◆ Written instruction ◆
Of the lines in the listing below, how many hold "racial"? Answer with the number only.

◆ Dataset records ◆
┌──

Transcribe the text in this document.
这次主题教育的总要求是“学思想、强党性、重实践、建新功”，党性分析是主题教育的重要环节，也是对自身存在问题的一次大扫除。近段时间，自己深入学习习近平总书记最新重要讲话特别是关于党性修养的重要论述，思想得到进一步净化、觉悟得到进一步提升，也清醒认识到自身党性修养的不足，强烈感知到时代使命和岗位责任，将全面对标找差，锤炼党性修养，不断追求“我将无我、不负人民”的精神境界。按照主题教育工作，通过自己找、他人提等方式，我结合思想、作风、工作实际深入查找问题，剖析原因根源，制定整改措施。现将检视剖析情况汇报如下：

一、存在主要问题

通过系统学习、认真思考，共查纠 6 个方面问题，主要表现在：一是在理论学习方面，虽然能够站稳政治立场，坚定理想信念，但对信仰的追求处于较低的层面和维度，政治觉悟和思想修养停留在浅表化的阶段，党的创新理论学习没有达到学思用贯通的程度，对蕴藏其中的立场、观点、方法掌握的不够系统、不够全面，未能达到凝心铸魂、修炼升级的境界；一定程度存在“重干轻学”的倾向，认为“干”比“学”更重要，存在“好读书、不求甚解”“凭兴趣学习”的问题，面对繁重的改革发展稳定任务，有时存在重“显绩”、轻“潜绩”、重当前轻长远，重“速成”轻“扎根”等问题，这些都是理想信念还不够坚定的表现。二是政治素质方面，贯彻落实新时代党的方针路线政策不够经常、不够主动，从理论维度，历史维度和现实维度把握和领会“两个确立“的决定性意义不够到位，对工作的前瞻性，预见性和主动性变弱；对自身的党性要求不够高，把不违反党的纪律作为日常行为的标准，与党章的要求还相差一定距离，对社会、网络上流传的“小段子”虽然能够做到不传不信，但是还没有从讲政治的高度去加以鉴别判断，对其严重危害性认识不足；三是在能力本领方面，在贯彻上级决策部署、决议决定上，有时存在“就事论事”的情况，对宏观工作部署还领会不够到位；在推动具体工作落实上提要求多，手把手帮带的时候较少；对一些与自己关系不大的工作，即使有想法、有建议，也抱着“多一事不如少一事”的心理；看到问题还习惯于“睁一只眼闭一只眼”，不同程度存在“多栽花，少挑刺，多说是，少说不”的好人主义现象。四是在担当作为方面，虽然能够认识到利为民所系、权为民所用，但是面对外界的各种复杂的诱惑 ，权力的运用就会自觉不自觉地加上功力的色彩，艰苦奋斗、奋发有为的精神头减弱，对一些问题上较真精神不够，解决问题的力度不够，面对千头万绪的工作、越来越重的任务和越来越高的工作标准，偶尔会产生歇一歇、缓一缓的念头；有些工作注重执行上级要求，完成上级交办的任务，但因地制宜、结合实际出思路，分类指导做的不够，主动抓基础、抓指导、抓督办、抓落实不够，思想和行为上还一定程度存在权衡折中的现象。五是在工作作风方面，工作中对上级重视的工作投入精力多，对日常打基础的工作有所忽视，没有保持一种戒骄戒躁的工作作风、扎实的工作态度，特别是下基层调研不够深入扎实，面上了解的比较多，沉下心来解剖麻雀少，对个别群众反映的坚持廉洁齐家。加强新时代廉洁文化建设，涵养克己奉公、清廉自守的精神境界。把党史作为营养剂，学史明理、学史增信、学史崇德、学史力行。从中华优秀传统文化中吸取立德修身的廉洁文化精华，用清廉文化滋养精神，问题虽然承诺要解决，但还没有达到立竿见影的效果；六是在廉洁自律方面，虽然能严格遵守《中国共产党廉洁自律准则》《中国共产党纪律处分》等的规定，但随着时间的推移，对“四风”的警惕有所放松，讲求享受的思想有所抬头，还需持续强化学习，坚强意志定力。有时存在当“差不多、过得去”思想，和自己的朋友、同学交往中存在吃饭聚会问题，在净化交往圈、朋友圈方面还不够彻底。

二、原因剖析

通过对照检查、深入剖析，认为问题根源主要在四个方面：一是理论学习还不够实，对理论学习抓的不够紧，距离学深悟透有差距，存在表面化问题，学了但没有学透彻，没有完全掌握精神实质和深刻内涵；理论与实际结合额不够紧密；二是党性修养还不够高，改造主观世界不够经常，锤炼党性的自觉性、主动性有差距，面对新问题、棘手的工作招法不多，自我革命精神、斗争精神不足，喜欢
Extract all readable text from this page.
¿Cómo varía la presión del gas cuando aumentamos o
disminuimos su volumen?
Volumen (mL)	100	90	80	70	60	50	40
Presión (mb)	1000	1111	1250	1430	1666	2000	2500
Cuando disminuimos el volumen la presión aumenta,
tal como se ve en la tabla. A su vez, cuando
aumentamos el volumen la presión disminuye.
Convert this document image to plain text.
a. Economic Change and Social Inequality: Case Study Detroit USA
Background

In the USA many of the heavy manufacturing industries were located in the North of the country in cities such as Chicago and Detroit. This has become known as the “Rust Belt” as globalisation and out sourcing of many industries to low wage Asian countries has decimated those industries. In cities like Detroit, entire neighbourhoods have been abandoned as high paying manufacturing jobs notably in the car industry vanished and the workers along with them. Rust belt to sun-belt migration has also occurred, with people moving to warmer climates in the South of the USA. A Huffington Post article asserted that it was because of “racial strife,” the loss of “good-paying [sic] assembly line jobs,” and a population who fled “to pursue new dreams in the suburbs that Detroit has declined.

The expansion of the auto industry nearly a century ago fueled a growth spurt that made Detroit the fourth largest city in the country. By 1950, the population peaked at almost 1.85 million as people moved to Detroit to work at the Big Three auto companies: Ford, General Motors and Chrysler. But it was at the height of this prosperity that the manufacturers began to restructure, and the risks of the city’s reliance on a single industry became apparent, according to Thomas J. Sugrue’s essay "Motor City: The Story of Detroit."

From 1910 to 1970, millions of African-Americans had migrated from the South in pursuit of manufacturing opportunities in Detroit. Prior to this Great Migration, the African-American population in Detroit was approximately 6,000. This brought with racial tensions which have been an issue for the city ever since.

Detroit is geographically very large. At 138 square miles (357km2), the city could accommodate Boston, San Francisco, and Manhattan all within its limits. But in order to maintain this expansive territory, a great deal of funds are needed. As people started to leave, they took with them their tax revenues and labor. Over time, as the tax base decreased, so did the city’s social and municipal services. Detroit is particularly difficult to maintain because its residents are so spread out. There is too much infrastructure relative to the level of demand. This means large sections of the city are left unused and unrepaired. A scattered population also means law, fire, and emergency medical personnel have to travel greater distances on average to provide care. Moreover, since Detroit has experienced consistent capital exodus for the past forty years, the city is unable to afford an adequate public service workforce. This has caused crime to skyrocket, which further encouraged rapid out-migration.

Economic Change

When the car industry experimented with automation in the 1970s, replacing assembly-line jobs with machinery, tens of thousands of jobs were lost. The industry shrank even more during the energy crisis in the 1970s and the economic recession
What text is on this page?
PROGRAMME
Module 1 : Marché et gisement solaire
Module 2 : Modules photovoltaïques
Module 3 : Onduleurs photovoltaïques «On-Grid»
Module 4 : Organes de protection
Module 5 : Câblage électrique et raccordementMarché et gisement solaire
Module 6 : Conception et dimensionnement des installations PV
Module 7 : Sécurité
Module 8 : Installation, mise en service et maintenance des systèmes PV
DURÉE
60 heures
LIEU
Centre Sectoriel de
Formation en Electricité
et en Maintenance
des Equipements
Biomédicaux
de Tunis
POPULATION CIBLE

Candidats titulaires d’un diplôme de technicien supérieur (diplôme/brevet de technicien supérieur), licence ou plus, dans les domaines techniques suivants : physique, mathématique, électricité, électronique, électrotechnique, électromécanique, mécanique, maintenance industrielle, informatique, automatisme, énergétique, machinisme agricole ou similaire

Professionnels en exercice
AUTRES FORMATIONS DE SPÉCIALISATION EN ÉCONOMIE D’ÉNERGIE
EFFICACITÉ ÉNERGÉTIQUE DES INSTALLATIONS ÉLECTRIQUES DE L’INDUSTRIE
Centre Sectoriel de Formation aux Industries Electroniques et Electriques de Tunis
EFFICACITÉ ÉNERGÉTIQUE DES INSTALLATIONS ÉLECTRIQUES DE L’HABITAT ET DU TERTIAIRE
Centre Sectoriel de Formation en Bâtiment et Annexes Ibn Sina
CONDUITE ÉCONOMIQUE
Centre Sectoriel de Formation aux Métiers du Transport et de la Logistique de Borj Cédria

└──

◆ Result for this task ◆
2